* Instructions for the task
Your task is to output the listing word for word, with pictures excluded.

* Data provided
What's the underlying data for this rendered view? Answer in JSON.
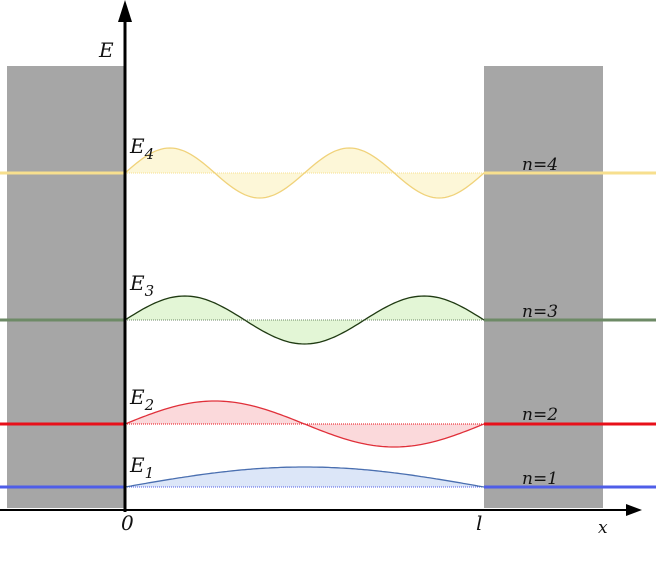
{
  "axes": {
    "y_label": "E",
    "x_label": "x",
    "origin": "0",
    "box_end": "l"
  },
  "levels": [
    {
      "symbol": "E",
      "subscript": "1",
      "state": "n=1"
    },
    {
      "symbol": "E",
      "subscript": "2",
      "state": "n=2"
    },
    {
      "symbol": "E",
      "subscript": "3",
      "state": "n=3"
    },
    {
      "symbol": "E",
      "subscript": "4",
      "state": "n=4"
    }
  ]
}
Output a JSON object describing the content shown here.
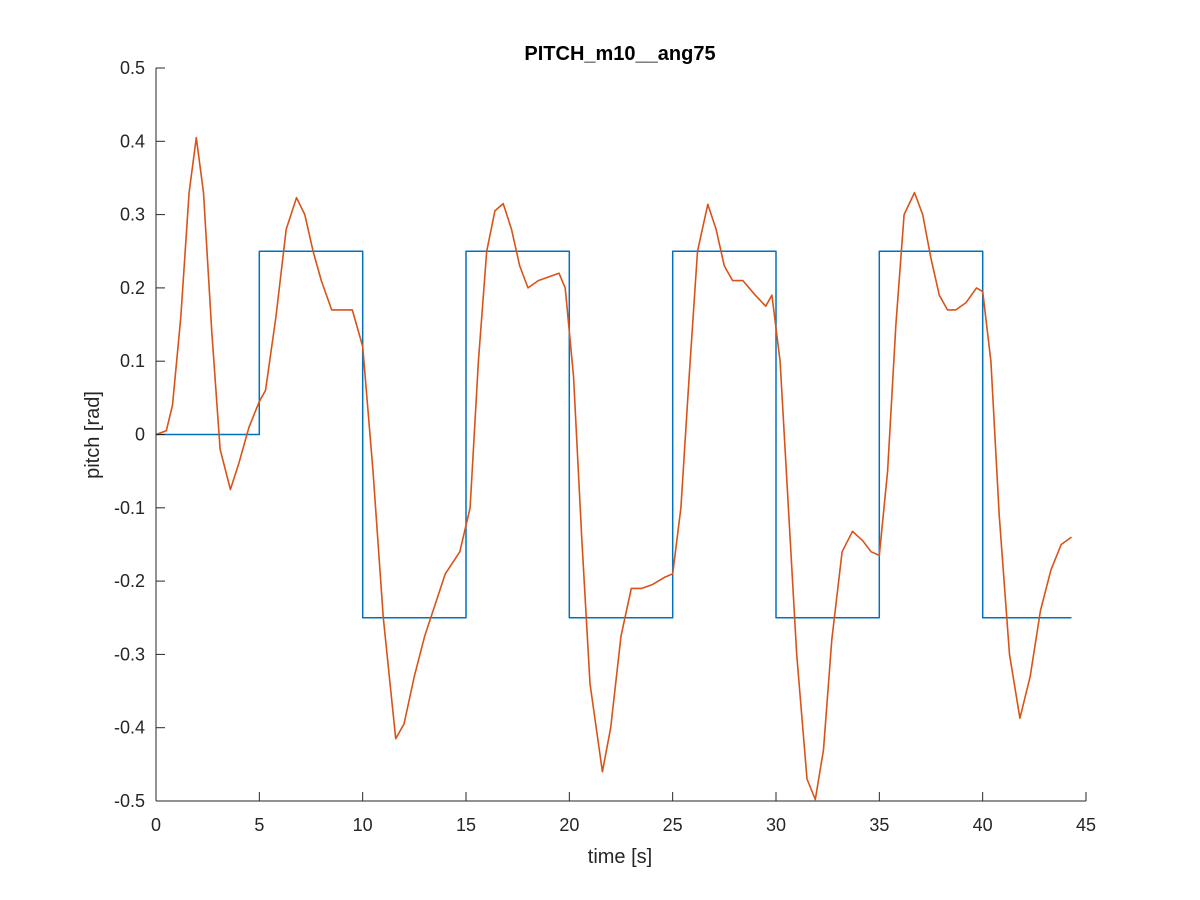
{
  "chart_data": {
    "type": "line",
    "title": "PITCH_m10__ang75",
    "xlabel": "time [s]",
    "ylabel": "pitch [rad]",
    "xlim": [
      0,
      45
    ],
    "ylim": [
      -0.5,
      0.5
    ],
    "xticks": [
      0,
      5,
      10,
      15,
      20,
      25,
      30,
      35,
      40,
      45
    ],
    "xtick_labels": [
      "0",
      "5",
      "10",
      "15",
      "20",
      "25",
      "30",
      "35",
      "40",
      "45"
    ],
    "yticks": [
      -0.5,
      -0.4,
      -0.3,
      -0.2,
      -0.1,
      0,
      0.1,
      0.2,
      0.3,
      0.4,
      0.5
    ],
    "ytick_labels": [
      "-0.5",
      "-0.4",
      "-0.3",
      "-0.2",
      "-0.1",
      "0",
      "0.1",
      "0.2",
      "0.3",
      "0.4",
      "0.5"
    ],
    "grid": false,
    "legend": "none",
    "series": [
      {
        "color": "#0072BD",
        "step": true,
        "x": [
          0,
          5,
          5,
          10,
          10,
          15,
          15,
          20,
          20,
          25,
          25,
          30,
          30,
          35,
          35,
          40,
          40,
          44.3
        ],
        "y": [
          0,
          0,
          0.25,
          0.25,
          -0.25,
          -0.25,
          0.25,
          0.25,
          -0.25,
          -0.25,
          0.25,
          0.25,
          -0.25,
          -0.25,
          0.25,
          0.25,
          -0.25,
          -0.25
        ]
      },
      {
        "color": "#D95319",
        "x": [
          0,
          0.5,
          0.8,
          1.2,
          1.6,
          1.95,
          2.3,
          2.7,
          3.1,
          3.6,
          4.0,
          4.5,
          5.0,
          5.3,
          5.8,
          6.3,
          6.8,
          7.2,
          7.6,
          8.0,
          8.5,
          9.0,
          9.5,
          10.0,
          10.5,
          11.0,
          11.6,
          12.0,
          12.5,
          13.0,
          14.0,
          14.7,
          15.2,
          15.6,
          16.0,
          16.4,
          16.8,
          17.2,
          17.6,
          18.0,
          18.5,
          19.0,
          19.5,
          19.8,
          20.2,
          20.6,
          21.0,
          21.6,
          22.0,
          22.5,
          23.0,
          23.5,
          24.0,
          24.6,
          25.0,
          25.4,
          25.8,
          26.2,
          26.7,
          27.1,
          27.5,
          27.9,
          28.4,
          29.0,
          29.5,
          29.8,
          30.2,
          30.6,
          31.0,
          31.5,
          31.9,
          32.3,
          32.7,
          33.2,
          33.7,
          34.2,
          34.6,
          35.0,
          35.4,
          35.8,
          36.2,
          36.7,
          37.1,
          37.5,
          37.9,
          38.3,
          38.7,
          39.2,
          39.7,
          40.0,
          40.4,
          40.8,
          41.3,
          41.8,
          42.3,
          42.8,
          43.3,
          43.8,
          44.3
        ],
        "y": [
          0,
          0.005,
          0.04,
          0.16,
          0.33,
          0.405,
          0.33,
          0.14,
          -0.02,
          -0.075,
          -0.04,
          0.01,
          0.045,
          0.06,
          0.16,
          0.28,
          0.323,
          0.3,
          0.25,
          0.21,
          0.17,
          0.17,
          0.17,
          0.12,
          -0.05,
          -0.25,
          -0.415,
          -0.395,
          -0.33,
          -0.275,
          -0.19,
          -0.16,
          -0.1,
          0.1,
          0.25,
          0.305,
          0.315,
          0.28,
          0.23,
          0.2,
          0.21,
          0.215,
          0.22,
          0.2,
          0.08,
          -0.14,
          -0.34,
          -0.46,
          -0.4,
          -0.275,
          -0.21,
          -0.21,
          -0.205,
          -0.195,
          -0.19,
          -0.1,
          0.08,
          0.25,
          0.314,
          0.28,
          0.23,
          0.21,
          0.21,
          0.19,
          0.175,
          0.19,
          0.1,
          -0.1,
          -0.3,
          -0.47,
          -0.498,
          -0.43,
          -0.28,
          -0.16,
          -0.132,
          -0.145,
          -0.16,
          -0.165,
          -0.05,
          0.15,
          0.3,
          0.33,
          0.3,
          0.24,
          0.19,
          0.17,
          0.17,
          0.18,
          0.2,
          0.195,
          0.1,
          -0.11,
          -0.3,
          -0.387,
          -0.33,
          -0.24,
          -0.185,
          -0.15,
          -0.14
        ]
      }
    ]
  }
}
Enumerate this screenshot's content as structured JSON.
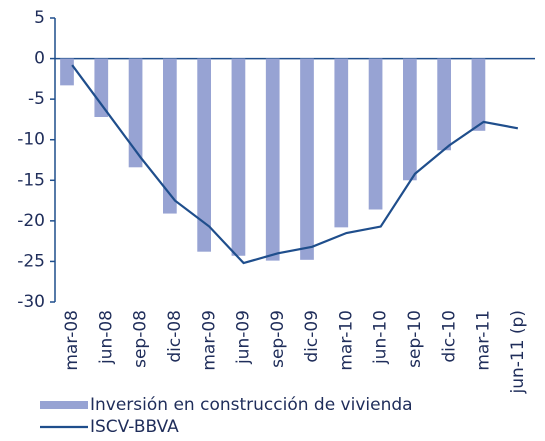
{
  "chart_data": {
    "type": "bar-line",
    "categories": [
      "mar-08",
      "jun-08",
      "sep-08",
      "dic-08",
      "mar-09",
      "jun-09",
      "sep-09",
      "dic-09",
      "mar-10",
      "jun-10",
      "sep-10",
      "dic-10",
      "mar-11",
      "jun-11 (p)"
    ],
    "series": [
      {
        "name": "Inversión en construcción de vivienda",
        "type": "bar",
        "color": "#97a3d3",
        "values": [
          -3.3,
          -7.2,
          -13.4,
          -19.1,
          -23.8,
          -24.3,
          -24.9,
          -24.8,
          -20.8,
          -18.6,
          -15,
          -11.3,
          -8.9,
          null
        ]
      },
      {
        "name": "ISCV-BBVA",
        "type": "line",
        "color": "#1f4e8c",
        "values": [
          -0.8,
          -6.5,
          -12.2,
          -17.5,
          -20.7,
          -25.2,
          -24,
          -23.2,
          -21.5,
          -20.7,
          -14.2,
          -10.7,
          -7.8,
          -8.6
        ]
      }
    ],
    "ylim": [
      -30,
      5
    ],
    "yticks": [
      5,
      0,
      -5,
      -10,
      -15,
      -20,
      -25,
      -30
    ]
  }
}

* Task output
What's the underlying data for this rendered view? Answer in JSON.
{
  "axes": {
    "y_label": "E",
    "x_label": "x",
    "origin": "0",
    "box_end": "l"
  },
  "levels": [
    {
      "symbol": "E",
      "subscript": "1",
      "state": "n=1"
    },
    {
      "symbol": "E",
      "subscript": "2",
      "state": "n=2"
    },
    {
      "symbol": "E",
      "subscript": "3",
      "state": "n=3"
    },
    {
      "symbol": "E",
      "subscript": "4",
      "state": "n=4"
    }
  ]
}
Output a JSON object describing the content shown here.
{
  "chart_data": {
    "type": "line",
    "title": "PITCH_m10__ang75",
    "xlabel": "time [s]",
    "ylabel": "pitch [rad]",
    "xlim": [
      0,
      45
    ],
    "ylim": [
      -0.5,
      0.5
    ],
    "xticks": [
      0,
      5,
      10,
      15,
      20,
      25,
      30,
      35,
      40,
      45
    ],
    "xtick_labels": [
      "0",
      "5",
      "10",
      "15",
      "20",
      "25",
      "30",
      "35",
      "40",
      "45"
    ],
    "yticks": [
      -0.5,
      -0.4,
      -0.3,
      -0.2,
      -0.1,
      0,
      0.1,
      0.2,
      0.3,
      0.4,
      0.5
    ],
    "ytick_labels": [
      "-0.5",
      "-0.4",
      "-0.3",
      "-0.2",
      "-0.1",
      "0",
      "0.1",
      "0.2",
      "0.3",
      "0.4",
      "0.5"
    ],
    "grid": false,
    "legend": "none",
    "series": [
      {
        "color": "#0072BD",
        "step": true,
        "x": [
          0,
          5,
          5,
          10,
          10,
          15,
          15,
          20,
          20,
          25,
          25,
          30,
          30,
          35,
          35,
          40,
          40,
          44.3
        ],
        "y": [
          0,
          0,
          0.25,
          0.25,
          -0.25,
          -0.25,
          0.25,
          0.25,
          -0.25,
          -0.25,
          0.25,
          0.25,
          -0.25,
          -0.25,
          0.25,
          0.25,
          -0.25,
          -0.25
        ]
      },
      {
        "color": "#D95319",
        "x": [
          0,
          0.5,
          0.8,
          1.2,
          1.6,
          1.95,
          2.3,
          2.7,
          3.1,
          3.6,
          4.0,
          4.5,
          5.0,
          5.3,
          5.8,
          6.3,
          6.8,
          7.2,
          7.6,
          8.0,
          8.5,
          9.0,
          9.5,
          10.0,
          10.5,
          11.0,
          11.6,
          12.0,
          12.5,
          13.0,
          14.0,
          14.7,
          15.2,
          15.6,
          16.0,
          16.4,
          16.8,
          17.2,
          17.6,
          18.0,
          18.5,
          19.0,
          19.5,
          19.8,
          20.2,
          20.6,
          21.0,
          21.6,
          22.0,
          22.5,
          23.0,
          23.5,
          24.0,
          24.6,
          25.0,
          25.4,
          25.8,
          26.2,
          26.7,
          27.1,
          27.5,
          27.9,
          28.4,
          29.0,
          29.5,
          29.8,
          30.2,
          30.6,
          31.0,
          31.5,
          31.9,
          32.3,
          32.7,
          33.2,
          33.7,
          34.2,
          34.6,
          35.0,
          35.4,
          35.8,
          36.2,
          36.7,
          37.1,
          37.5,
          37.9,
          38.3,
          38.7,
          39.2,
          39.7,
          40.0,
          40.4,
          40.8,
          41.3,
          41.8,
          42.3,
          42.8,
          43.3,
          43.8,
          44.3
        ],
        "y": [
          0,
          0.005,
          0.04,
          0.16,
          0.33,
          0.405,
          0.33,
          0.14,
          -0.02,
          -0.075,
          -0.04,
          0.01,
          0.045,
          0.06,
          0.16,
          0.28,
          0.323,
          0.3,
          0.25,
          0.21,
          0.17,
          0.17,
          0.17,
          0.12,
          -0.05,
          -0.25,
          -0.415,
          -0.395,
          -0.33,
          -0.275,
          -0.19,
          -0.16,
          -0.1,
          0.1,
          0.25,
          0.305,
          0.315,
          0.28,
          0.23,
          0.2,
          0.21,
          0.215,
          0.22,
          0.2,
          0.08,
          -0.14,
          -0.34,
          -0.46,
          -0.4,
          -0.275,
          -0.21,
          -0.21,
          -0.205,
          -0.195,
          -0.19,
          -0.1,
          0.08,
          0.25,
          0.314,
          0.28,
          0.23,
          0.21,
          0.21,
          0.19,
          0.175,
          0.19,
          0.1,
          -0.1,
          -0.3,
          -0.47,
          -0.498,
          -0.43,
          -0.28,
          -0.16,
          -0.132,
          -0.145,
          -0.16,
          -0.165,
          -0.05,
          0.15,
          0.3,
          0.33,
          0.3,
          0.24,
          0.19,
          0.17,
          0.17,
          0.18,
          0.2,
          0.195,
          0.1,
          -0.11,
          -0.3,
          -0.387,
          -0.33,
          -0.24,
          -0.185,
          -0.15,
          -0.14
        ]
      }
    ]
  }
}
Enumerate this screenshot's content as structured JSON.
{
  "chart_data": {
    "type": "bar-line",
    "categories": [
      "mar-08",
      "jun-08",
      "sep-08",
      "dic-08",
      "mar-09",
      "jun-09",
      "sep-09",
      "dic-09",
      "mar-10",
      "jun-10",
      "sep-10",
      "dic-10",
      "mar-11",
      "jun-11 (p)"
    ],
    "series": [
      {
        "name": "Inversión en construcción de vivienda",
        "type": "bar",
        "color": "#97a3d3",
        "values": [
          -3.3,
          -7.2,
          -13.4,
          -19.1,
          -23.8,
          -24.3,
          -24.9,
          -24.8,
          -20.8,
          -18.6,
          -15,
          -11.3,
          -8.9,
          null
        ]
      },
      {
        "name": "ISCV-BBVA",
        "type": "line",
        "color": "#1f4e8c",
        "values": [
          -0.8,
          -6.5,
          -12.2,
          -17.5,
          -20.7,
          -25.2,
          -24,
          -23.2,
          -21.5,
          -20.7,
          -14.2,
          -10.7,
          -7.8,
          -8.6
        ]
      }
    ],
    "ylim": [
      -30,
      5
    ],
    "yticks": [
      5,
      0,
      -5,
      -10,
      -15,
      -20,
      -25,
      -30
    ]
  }
}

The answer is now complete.